What to do:
Copy out all the records exactly.

— Begin Supplied material —

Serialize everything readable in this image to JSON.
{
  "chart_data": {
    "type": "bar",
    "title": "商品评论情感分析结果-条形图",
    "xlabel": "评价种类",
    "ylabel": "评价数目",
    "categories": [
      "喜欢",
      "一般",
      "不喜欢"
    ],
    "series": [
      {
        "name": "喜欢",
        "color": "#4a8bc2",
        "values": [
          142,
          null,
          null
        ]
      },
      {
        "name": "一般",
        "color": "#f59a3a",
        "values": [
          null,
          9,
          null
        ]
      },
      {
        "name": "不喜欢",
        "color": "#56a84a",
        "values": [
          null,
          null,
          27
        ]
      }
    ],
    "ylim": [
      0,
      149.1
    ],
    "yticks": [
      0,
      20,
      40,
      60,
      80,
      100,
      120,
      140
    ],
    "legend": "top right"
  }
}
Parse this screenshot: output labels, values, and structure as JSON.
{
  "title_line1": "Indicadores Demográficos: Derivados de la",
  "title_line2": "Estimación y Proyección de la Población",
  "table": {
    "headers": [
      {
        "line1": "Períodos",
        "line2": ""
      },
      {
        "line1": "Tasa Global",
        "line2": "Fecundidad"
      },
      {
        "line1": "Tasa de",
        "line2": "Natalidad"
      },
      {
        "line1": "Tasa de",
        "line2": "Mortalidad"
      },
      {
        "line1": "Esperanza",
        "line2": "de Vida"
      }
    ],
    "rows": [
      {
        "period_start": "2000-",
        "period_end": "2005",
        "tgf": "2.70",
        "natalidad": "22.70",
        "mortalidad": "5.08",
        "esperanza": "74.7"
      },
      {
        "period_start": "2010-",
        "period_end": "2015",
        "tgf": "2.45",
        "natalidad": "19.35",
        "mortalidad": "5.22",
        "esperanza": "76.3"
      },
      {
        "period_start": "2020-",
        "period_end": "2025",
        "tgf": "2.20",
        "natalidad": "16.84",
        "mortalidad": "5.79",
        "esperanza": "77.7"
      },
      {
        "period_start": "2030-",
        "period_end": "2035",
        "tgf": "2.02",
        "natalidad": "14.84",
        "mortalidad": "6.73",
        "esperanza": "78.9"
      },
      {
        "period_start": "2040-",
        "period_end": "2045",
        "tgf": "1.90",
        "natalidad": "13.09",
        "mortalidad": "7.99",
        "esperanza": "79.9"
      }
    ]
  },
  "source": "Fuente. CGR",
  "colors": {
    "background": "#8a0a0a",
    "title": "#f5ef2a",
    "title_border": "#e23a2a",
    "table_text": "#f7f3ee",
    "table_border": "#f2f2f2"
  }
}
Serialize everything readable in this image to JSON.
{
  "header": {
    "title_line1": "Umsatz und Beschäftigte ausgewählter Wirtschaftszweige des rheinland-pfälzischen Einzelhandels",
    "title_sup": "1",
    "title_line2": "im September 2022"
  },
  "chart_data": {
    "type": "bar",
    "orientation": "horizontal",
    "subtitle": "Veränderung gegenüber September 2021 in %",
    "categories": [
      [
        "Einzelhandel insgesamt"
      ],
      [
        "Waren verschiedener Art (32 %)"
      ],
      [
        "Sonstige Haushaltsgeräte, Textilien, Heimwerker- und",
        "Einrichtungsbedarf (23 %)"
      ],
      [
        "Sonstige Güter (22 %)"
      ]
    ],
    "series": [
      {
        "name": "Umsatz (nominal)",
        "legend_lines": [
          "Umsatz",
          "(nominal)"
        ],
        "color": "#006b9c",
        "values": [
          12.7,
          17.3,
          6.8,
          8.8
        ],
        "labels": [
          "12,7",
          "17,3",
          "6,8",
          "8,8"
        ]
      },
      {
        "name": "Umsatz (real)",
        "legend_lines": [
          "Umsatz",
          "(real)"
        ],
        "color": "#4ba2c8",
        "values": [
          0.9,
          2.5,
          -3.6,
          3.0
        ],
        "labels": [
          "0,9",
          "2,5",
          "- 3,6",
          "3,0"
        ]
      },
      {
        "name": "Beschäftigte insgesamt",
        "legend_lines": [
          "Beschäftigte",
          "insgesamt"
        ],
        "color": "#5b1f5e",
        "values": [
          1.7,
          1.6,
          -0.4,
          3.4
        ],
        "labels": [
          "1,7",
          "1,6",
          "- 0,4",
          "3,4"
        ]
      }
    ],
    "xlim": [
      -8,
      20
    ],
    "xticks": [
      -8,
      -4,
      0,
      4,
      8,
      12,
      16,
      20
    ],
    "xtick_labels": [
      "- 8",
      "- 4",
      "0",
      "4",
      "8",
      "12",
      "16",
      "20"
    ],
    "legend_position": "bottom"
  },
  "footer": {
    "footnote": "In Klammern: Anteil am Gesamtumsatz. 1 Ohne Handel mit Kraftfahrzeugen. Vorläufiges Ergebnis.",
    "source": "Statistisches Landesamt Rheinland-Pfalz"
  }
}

— End Supplied material —

Complete output:
Serialize everything readable in this image to JSON.
{
  "chart_data": {
    "type": "bar",
    "title": "商品评论情感分析结果-条形图",
    "xlabel": "评价种类",
    "ylabel": "评价数目",
    "categories": [
      "喜欢",
      "一般",
      "不喜欢"
    ],
    "series": [
      {
        "name": "喜欢",
        "color": "#4a8bc2",
        "values": [
          142,
          null,
          null
        ]
      },
      {
        "name": "一般",
        "color": "#f59a3a",
        "values": [
          null,
          9,
          null
        ]
      },
      {
        "name": "不喜欢",
        "color": "#56a84a",
        "values": [
          null,
          null,
          27
        ]
      }
    ],
    "ylim": [
      0,
      149.1
    ],
    "yticks": [
      0,
      20,
      40,
      60,
      80,
      100,
      120,
      140
    ],
    "legend": "top right"
  }
}
Parse this screenshot: output labels, values, and structure as JSON.
{
  "title_line1": "Indicadores Demográficos: Derivados de la",
  "title_line2": "Estimación y Proyección de la Población",
  "table": {
    "headers": [
      {
        "line1": "Períodos",
        "line2": ""
      },
      {
        "line1": "Tasa Global",
        "line2": "Fecundidad"
      },
      {
        "line1": "Tasa de",
        "line2": "Natalidad"
      },
      {
        "line1": "Tasa de",
        "line2": "Mortalidad"
      },
      {
        "line1": "Esperanza",
        "line2": "de Vida"
      }
    ],
    "rows": [
      {
        "period_start": "2000-",
        "period_end": "2005",
        "tgf": "2.70",
        "natalidad": "22.70",
        "mortalidad": "5.08",
        "esperanza": "74.7"
      },
      {
        "period_start": "2010-",
        "period_end": "2015",
        "tgf": "2.45",
        "natalidad": "19.35",
        "mortalidad": "5.22",
        "esperanza": "76.3"
      },
      {
        "period_start": "2020-",
        "period_end": "2025",
        "tgf": "2.20",
        "natalidad": "16.84",
        "mortalidad": "5.79",
        "esperanza": "77.7"
      },
      {
        "period_start": "2030-",
        "period_end": "2035",
        "tgf": "2.02",
        "natalidad": "14.84",
        "mortalidad": "6.73",
        "esperanza": "78.9"
      },
      {
        "period_start": "2040-",
        "period_end": "2045",
        "tgf": "1.90",
        "natalidad": "13.09",
        "mortalidad": "7.99",
        "esperanza": "79.9"
      }
    ]
  },
  "source": "Fuente. CGR",
  "colors": {
    "background": "#8a0a0a",
    "title": "#f5ef2a",
    "title_border": "#e23a2a",
    "table_text": "#f7f3ee",
    "table_border": "#f2f2f2"
  }
}
Serialize everything readable in this image to JSON.
{
  "header": {
    "title_line1": "Umsatz und Beschäftigte ausgewählter Wirtschaftszweige des rheinland-pfälzischen Einzelhandels",
    "title_sup": "1",
    "title_line2": "im September 2022"
  },
  "chart_data": {
    "type": "bar",
    "orientation": "horizontal",
    "subtitle": "Veränderung gegenüber September 2021 in %",
    "categories": [
      [
        "Einzelhandel insgesamt"
      ],
      [
        "Waren verschiedener Art (32 %)"
      ],
      [
        "Sonstige Haushaltsgeräte, Textilien, Heimwerker- und",
        "Einrichtungsbedarf (23 %)"
      ],
      [
        "Sonstige Güter (22 %)"
      ]
    ],
    "series": [
      {
        "name": "Umsatz (nominal)",
        "legend_lines": [
          "Umsatz",
          "(nominal)"
        ],
        "color": "#006b9c",
        "values": [
          12.7,
          17.3,
          6.8,
          8.8
        ],
        "labels": [
          "12,7",
          "17,3",
          "6,8",
          "8,8"
        ]
      },
      {
        "name": "Umsatz (real)",
        "legend_lines": [
          "Umsatz",
          "(real)"
        ],
        "color": "#4ba2c8",
        "values": [
          0.9,
          2.5,
          -3.6,
          3.0
        ],
        "labels": [
          "0,9",
          "2,5",
          "- 3,6",
          "3,0"
        ]
      },
      {
        "name": "Beschäftigte insgesamt",
        "legend_lines": [
          "Beschäftigte",
          "insgesamt"
        ],
        "color": "#5b1f5e",
        "values": [
          1.7,
          1.6,
          -0.4,
          3.4
        ],
        "labels": [
          "1,7",
          "1,6",
          "- 0,4",
          "3,4"
        ]
      }
    ],
    "xlim": [
      -8,
      20
    ],
    "xticks": [
      -8,
      -4,
      0,
      4,
      8,
      12,
      16,
      20
    ],
    "xtick_labels": [
      "- 8",
      "- 4",
      "0",
      "4",
      "8",
      "12",
      "16",
      "20"
    ],
    "legend_position": "bottom"
  },
  "footer": {
    "footnote": "In Klammern: Anteil am Gesamtumsatz. 1 Ohne Handel mit Kraftfahrzeugen. Vorläufiges Ergebnis.",
    "source": "Statistisches Landesamt Rheinland-Pfalz"
  }
}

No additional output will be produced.